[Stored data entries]
++++++++
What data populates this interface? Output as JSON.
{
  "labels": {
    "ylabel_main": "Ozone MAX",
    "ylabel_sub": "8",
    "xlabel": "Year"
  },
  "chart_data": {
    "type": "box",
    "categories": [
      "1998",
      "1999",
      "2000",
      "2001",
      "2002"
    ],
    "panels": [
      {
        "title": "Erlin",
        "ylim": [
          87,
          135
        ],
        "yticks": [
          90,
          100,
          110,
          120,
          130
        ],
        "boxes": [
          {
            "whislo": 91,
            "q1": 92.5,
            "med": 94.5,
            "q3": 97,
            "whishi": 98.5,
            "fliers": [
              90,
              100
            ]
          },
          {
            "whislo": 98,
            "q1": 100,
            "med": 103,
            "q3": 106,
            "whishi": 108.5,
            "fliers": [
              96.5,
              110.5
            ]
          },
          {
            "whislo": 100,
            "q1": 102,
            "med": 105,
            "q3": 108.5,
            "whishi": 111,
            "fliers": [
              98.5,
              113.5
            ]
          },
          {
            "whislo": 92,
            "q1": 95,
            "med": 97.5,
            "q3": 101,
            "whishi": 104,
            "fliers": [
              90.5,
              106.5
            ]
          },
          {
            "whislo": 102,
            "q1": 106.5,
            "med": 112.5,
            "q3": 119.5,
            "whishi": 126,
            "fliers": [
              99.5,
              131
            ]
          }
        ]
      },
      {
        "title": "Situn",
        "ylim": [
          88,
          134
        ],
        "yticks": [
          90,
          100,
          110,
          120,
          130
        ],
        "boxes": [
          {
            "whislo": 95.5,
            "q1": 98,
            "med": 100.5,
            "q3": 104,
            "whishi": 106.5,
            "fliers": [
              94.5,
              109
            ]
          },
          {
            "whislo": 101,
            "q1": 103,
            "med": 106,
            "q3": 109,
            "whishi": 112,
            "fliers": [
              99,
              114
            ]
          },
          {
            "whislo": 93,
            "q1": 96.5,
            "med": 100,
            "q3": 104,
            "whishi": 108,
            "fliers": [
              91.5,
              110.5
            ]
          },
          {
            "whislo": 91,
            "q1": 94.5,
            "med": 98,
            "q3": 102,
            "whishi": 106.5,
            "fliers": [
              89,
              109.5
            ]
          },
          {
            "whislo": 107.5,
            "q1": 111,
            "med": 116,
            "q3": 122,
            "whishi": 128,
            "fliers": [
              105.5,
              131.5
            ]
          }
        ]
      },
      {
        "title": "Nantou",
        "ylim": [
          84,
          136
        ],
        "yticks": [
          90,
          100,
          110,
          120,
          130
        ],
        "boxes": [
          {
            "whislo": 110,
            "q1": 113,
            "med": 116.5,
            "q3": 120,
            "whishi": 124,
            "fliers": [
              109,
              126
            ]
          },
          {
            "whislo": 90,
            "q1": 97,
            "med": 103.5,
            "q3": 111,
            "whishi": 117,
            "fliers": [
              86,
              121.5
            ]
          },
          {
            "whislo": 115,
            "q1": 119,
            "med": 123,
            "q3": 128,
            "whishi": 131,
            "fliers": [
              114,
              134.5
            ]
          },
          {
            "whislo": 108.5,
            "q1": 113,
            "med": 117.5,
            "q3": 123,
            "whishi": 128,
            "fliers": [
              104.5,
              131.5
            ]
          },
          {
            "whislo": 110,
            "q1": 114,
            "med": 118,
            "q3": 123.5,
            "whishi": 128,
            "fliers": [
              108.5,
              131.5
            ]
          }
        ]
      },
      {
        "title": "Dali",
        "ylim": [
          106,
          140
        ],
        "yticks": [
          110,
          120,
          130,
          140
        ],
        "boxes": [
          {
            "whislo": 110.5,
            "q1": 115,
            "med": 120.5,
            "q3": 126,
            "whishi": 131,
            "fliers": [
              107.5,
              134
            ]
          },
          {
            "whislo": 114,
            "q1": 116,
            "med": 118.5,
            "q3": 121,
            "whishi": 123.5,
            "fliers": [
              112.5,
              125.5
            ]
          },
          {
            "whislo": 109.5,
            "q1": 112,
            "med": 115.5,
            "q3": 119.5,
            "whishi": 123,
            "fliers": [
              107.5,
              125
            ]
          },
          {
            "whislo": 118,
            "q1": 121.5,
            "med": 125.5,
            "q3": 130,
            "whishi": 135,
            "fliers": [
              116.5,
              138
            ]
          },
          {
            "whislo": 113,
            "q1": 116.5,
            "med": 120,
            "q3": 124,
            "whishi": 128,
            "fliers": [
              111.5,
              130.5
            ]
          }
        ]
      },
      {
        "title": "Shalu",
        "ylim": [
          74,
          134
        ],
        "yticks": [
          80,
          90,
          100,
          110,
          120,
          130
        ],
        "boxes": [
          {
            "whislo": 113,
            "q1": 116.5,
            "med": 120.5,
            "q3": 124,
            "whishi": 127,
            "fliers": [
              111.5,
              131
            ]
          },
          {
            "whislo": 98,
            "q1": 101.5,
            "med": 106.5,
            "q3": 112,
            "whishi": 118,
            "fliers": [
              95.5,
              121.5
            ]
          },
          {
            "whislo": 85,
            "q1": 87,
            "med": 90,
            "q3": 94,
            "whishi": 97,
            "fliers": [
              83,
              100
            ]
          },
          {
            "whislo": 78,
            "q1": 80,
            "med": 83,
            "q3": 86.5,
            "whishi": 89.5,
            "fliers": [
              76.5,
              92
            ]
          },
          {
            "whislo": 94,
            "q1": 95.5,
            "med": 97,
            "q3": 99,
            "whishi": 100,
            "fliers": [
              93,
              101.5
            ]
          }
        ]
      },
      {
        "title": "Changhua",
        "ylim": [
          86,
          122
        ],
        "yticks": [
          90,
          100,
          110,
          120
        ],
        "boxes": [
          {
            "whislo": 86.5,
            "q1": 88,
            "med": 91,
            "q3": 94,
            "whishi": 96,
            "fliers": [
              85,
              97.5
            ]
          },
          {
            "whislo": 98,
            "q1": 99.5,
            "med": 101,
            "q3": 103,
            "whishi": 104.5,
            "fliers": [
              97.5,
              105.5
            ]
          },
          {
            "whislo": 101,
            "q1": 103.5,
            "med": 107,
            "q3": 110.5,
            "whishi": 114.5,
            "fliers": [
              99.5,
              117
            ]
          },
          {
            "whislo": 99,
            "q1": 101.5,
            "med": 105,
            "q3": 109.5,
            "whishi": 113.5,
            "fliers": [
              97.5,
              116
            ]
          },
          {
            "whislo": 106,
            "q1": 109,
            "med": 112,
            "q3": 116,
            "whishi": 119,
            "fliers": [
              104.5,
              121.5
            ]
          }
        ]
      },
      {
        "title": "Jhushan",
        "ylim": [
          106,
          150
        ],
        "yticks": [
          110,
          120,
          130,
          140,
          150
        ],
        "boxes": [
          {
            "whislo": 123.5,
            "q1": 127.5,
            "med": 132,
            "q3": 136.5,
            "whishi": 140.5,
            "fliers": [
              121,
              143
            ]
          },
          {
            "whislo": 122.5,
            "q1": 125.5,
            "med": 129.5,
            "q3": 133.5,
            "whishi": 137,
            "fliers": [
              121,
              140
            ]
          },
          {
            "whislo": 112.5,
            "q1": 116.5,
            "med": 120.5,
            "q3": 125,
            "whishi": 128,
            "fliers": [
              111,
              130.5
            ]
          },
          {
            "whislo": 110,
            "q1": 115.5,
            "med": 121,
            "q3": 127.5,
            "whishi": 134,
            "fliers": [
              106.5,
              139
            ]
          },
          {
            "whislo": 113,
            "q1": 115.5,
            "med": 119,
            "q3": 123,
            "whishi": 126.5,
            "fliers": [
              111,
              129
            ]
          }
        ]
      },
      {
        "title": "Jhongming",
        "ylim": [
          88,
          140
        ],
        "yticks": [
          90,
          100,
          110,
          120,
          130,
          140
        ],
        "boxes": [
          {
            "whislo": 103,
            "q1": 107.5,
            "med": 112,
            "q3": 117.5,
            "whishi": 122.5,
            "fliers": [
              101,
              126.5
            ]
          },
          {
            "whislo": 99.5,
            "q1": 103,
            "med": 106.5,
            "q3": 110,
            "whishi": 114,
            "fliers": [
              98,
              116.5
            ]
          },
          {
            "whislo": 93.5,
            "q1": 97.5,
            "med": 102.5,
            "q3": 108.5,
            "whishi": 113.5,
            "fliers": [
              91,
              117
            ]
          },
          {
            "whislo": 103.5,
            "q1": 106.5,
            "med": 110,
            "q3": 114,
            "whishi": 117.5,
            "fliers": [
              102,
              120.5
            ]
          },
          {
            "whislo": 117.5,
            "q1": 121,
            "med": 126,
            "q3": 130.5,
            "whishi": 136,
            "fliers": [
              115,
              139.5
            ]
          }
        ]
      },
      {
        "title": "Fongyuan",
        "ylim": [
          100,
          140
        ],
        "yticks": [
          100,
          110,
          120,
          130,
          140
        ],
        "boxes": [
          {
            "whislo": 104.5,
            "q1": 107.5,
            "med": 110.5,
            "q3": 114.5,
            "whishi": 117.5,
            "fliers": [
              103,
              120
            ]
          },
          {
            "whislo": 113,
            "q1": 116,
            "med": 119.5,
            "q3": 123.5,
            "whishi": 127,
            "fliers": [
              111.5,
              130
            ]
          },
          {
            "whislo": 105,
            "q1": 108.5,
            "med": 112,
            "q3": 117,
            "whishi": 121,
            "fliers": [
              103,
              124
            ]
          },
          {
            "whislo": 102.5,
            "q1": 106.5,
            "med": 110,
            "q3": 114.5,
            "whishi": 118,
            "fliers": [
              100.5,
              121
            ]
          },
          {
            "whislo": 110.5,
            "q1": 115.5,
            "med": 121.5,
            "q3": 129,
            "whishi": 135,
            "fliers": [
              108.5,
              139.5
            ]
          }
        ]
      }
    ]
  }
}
++++++++
◆ JOB
Go through the listing above line by line and say how many lines hold the word "title". Reply with that number only.

◆ COMPLETED TASK
9